What is being asked » Gather every line holding the string "Dublin".
____________________
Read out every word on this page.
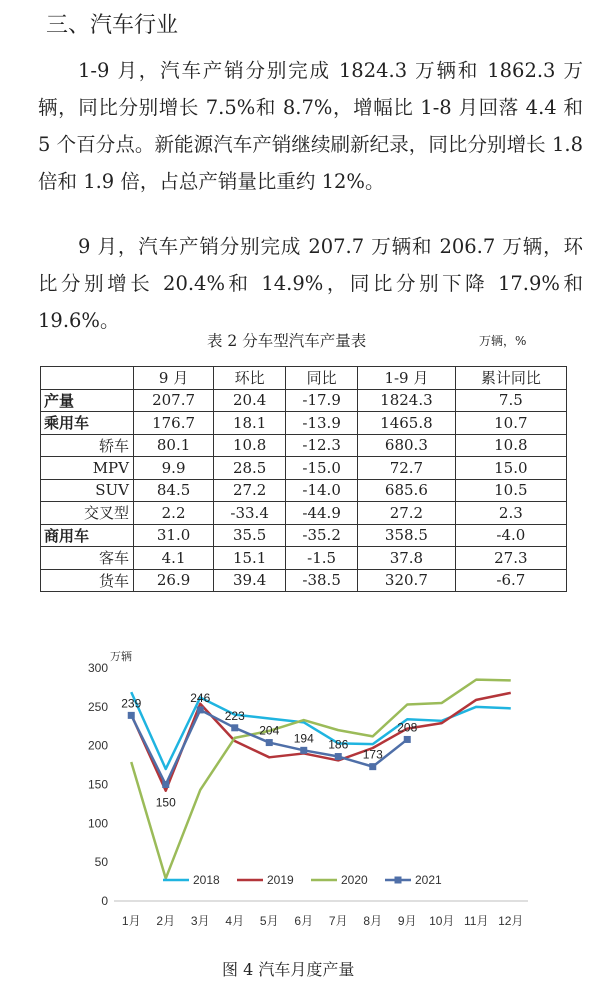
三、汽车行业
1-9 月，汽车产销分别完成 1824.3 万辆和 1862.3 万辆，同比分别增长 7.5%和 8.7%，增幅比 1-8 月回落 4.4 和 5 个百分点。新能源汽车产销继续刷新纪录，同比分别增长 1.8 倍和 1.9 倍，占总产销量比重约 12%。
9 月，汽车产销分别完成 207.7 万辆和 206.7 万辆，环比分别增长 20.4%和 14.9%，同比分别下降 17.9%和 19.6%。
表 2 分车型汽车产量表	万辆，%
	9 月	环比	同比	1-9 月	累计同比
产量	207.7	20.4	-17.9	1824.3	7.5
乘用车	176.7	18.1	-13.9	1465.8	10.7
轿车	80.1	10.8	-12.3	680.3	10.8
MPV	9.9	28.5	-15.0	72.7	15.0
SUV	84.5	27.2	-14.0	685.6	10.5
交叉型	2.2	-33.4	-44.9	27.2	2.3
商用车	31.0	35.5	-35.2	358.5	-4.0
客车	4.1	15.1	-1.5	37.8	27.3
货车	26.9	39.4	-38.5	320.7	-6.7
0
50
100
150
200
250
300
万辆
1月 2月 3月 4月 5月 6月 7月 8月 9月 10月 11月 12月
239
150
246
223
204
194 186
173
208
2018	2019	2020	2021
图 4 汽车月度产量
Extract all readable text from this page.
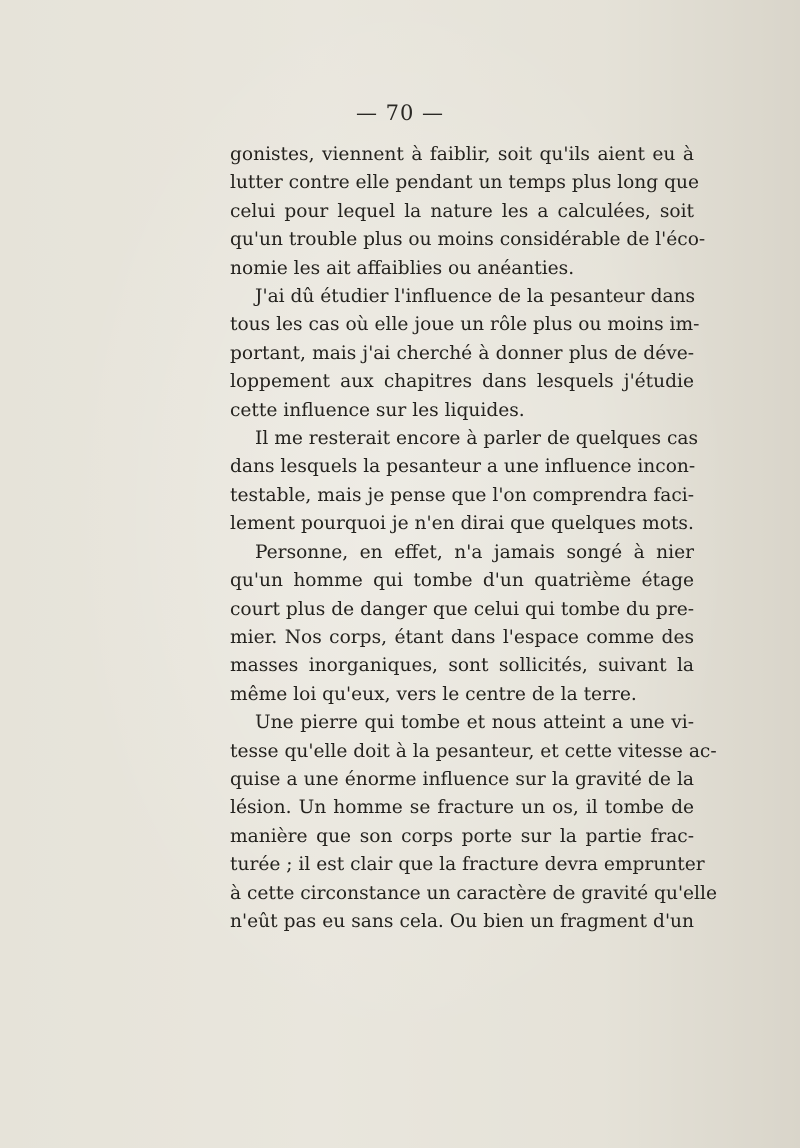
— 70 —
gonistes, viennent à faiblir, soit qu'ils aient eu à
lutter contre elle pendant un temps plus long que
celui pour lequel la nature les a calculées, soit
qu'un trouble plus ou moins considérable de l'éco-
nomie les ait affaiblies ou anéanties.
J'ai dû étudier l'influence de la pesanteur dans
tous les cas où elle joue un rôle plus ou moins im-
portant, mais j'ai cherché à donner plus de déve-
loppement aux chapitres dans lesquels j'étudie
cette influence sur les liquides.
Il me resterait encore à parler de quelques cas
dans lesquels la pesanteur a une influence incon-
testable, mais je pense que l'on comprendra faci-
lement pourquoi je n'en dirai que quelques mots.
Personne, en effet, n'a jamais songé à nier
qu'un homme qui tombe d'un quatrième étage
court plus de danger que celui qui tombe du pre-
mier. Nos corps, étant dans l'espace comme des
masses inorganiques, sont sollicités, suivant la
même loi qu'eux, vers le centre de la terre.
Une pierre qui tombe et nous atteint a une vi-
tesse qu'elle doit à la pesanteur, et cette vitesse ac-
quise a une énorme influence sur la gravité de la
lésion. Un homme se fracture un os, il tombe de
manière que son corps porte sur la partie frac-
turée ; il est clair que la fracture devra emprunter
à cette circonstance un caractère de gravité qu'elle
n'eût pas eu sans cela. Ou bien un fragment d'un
____________________
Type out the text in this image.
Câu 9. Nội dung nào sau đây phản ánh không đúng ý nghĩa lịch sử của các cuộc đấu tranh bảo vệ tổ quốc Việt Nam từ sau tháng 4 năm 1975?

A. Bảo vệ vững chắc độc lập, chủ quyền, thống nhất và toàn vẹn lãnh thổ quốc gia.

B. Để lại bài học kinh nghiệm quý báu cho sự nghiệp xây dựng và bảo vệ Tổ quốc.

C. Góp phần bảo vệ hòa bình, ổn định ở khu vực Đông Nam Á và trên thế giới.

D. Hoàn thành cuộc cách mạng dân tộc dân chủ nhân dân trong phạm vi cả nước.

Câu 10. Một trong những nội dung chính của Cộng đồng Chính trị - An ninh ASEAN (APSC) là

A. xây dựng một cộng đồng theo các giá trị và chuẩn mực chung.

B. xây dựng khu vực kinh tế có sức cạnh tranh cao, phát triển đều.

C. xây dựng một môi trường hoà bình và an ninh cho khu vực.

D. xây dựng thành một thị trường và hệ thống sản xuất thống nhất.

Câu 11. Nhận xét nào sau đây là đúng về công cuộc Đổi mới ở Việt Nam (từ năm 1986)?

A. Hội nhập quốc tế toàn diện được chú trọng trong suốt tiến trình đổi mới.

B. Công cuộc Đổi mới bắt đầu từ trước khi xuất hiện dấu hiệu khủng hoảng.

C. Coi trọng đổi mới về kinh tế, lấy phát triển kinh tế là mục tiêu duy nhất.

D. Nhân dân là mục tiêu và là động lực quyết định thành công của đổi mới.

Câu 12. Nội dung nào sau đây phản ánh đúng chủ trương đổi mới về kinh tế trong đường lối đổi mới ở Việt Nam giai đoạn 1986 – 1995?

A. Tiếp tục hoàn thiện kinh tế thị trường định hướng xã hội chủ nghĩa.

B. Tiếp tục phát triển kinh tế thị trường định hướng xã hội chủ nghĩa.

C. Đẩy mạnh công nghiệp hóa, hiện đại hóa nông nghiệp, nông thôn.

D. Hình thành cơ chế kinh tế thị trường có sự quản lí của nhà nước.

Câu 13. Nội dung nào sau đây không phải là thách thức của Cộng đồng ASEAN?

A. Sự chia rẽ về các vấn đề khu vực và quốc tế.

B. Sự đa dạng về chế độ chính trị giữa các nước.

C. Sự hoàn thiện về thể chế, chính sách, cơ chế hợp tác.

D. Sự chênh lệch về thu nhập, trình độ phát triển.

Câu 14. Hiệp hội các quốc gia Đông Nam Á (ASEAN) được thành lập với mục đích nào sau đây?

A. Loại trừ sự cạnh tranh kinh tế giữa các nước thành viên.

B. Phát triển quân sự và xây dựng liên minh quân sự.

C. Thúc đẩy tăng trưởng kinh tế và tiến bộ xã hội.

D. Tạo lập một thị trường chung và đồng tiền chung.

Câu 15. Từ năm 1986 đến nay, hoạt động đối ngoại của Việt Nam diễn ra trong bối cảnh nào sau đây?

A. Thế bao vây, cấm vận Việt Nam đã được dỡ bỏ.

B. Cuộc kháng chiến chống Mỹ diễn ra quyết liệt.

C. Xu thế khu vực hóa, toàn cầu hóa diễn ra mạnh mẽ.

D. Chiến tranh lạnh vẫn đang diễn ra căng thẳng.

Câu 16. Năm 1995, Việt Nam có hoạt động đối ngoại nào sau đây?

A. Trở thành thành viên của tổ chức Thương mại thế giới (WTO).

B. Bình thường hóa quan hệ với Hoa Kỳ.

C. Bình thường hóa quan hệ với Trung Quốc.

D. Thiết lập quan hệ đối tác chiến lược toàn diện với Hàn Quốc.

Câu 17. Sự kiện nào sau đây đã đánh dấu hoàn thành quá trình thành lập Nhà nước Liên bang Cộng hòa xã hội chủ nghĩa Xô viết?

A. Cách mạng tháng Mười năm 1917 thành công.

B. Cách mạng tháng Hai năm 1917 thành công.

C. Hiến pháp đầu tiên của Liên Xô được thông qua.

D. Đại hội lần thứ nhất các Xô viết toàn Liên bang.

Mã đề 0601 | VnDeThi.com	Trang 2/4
____________________
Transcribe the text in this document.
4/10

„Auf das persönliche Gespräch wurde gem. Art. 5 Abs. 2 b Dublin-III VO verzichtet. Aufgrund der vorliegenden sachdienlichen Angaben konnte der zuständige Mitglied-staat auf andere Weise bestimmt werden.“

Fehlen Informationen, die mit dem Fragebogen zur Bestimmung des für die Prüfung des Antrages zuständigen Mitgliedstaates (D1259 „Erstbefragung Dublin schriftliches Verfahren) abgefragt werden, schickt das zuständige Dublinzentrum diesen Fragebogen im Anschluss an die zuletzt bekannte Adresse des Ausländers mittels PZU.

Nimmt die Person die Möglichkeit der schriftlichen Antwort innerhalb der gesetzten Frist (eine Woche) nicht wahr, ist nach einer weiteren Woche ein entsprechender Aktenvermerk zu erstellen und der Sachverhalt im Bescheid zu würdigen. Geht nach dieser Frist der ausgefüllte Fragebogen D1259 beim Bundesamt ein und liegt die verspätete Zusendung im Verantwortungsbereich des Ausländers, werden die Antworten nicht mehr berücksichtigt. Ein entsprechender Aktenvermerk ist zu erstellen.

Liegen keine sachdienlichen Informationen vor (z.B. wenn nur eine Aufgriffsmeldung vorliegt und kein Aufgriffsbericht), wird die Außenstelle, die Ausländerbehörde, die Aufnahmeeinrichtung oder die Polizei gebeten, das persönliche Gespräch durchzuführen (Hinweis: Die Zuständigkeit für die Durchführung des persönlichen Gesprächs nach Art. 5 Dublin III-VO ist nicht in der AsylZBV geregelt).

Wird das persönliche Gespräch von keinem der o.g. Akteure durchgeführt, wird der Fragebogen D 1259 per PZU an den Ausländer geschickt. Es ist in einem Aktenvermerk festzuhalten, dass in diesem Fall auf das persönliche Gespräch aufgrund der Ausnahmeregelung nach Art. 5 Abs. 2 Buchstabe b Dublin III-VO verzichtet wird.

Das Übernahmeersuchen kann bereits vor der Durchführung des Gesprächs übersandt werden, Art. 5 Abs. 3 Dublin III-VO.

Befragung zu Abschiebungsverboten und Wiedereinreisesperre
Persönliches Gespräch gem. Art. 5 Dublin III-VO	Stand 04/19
____________________
Answer to this exercise »
„Auf das persönliche Gespräch wurde gem. Art. 5 Abs. 2 b Dublin-III VO verzichtet. Aufgrund der vorliegenden sachdienlichen Angaben konnte der zuständige Mitglied-staat auf andere Weise bestimmt werden.“
Fehlen Informationen, die mit dem Fragebogen zur Bestimmung des für die Prüfung des Antrages zuständigen Mitgliedstaates (D1259 „Erstbefragung Dublin schriftliches Verfahren) abgefragt werden, schickt das zuständige Dublinzentrum diesen Fragebogen im Anschluss an die zuletzt bekannte Adresse des Ausländers mittels PZU.
Liegen keine sachdienlichen Informationen vor (z.B. wenn nur eine Aufgriffsmeldung vorliegt und kein Aufgriffsbericht), wird die Außenstelle, die Ausländerbehörde, die Aufnahmeeinrichtung oder die Polizei gebeten, das persönliche Gespräch durchzuführen (Hinweis: Die Zuständigkeit für die Durchführung des persönlichen Gesprächs nach Art. 5 Dublin III-VO ist nicht in der AsylZBV geregelt).
Wird das persönliche Gespräch von keinem der o.g. Akteure durchgeführt, wird der Fragebogen D 1259 per PZU an den Ausländer geschickt. Es ist in einem Aktenvermerk festzuhalten, dass in diesem Fall auf das persönliche Gespräch aufgrund der Ausnahmeregelung nach Art. 5 Abs. 2 Buchstabe b Dublin III-VO verzichtet wird.
Das Übernahmeersuchen kann bereits vor der Durchführung des Gesprächs übersandt werden, Art. 5 Abs. 3 Dublin III-VO.
Persönliches Gespräch gem. Art. 5 Dublin III-VO	Stand 04/19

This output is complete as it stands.